-- What is expected --
Output all the data exactly. Pictures do not belong in the copy.

======== Excerpted data

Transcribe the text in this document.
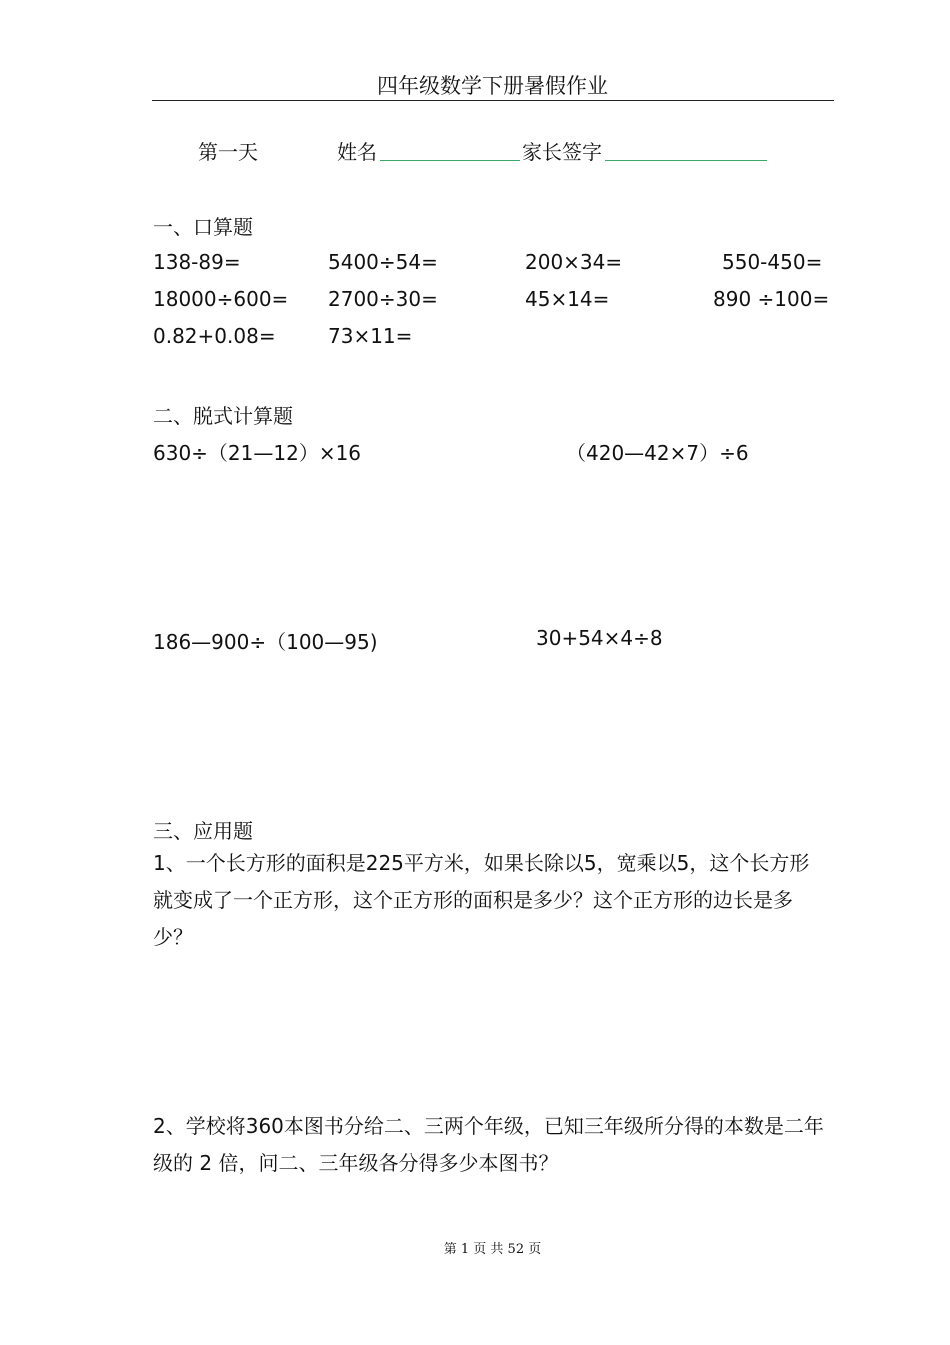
四年级数学下册暑假作业
第一天	姓名	家长签字
一、口算题
138-89=	5400÷54=	200×34=	550-450=
18000÷600= 2700÷30=	45×14=	890 ÷100=
0.82+0.08=	73×11=
二、脱式计算题
630÷（21—12）×16	（420—42×7）÷6
186—900÷（100—95)	30+54×4÷8
三、应用题
1、一个长方形的面积是225平方米，如果长除以5，宽乘以5，这个长方形
就变成了一个正方形，这个正方形的面积是多少？这个正方形的边长是多
少？
2、学校将360本图书分给二、三两个年级，已知三年级所分得的本数是二年
级的 2 倍，问二、三年级各分得多少本图书？
第 1 页 共 52 页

================

-- Completed exercise --
Transcribe the text in this document.
四年级数学下册暑假作业
第一天	姓名	家长签字
一、口算题
138-89=	5400÷54=	200×34=	550-450=
18000÷600= 2700÷30=	45×14=	890 ÷100=
0.82+0.08=	73×11=
二、脱式计算题
630÷（21—12）×16	（420—42×7）÷6
186—900÷（100—95)	30+54×4÷8
三、应用题
1、一个长方形的面积是225平方米，如果长除以5，宽乘以5，这个长方形
就变成了一个正方形，这个正方形的面积是多少？这个正方形的边长是多
少？
2、学校将360本图书分给二、三两个年级，已知三年级所分得的本数是二年
级的 2 倍，问二、三年级各分得多少本图书？
第 1 页 共 52 页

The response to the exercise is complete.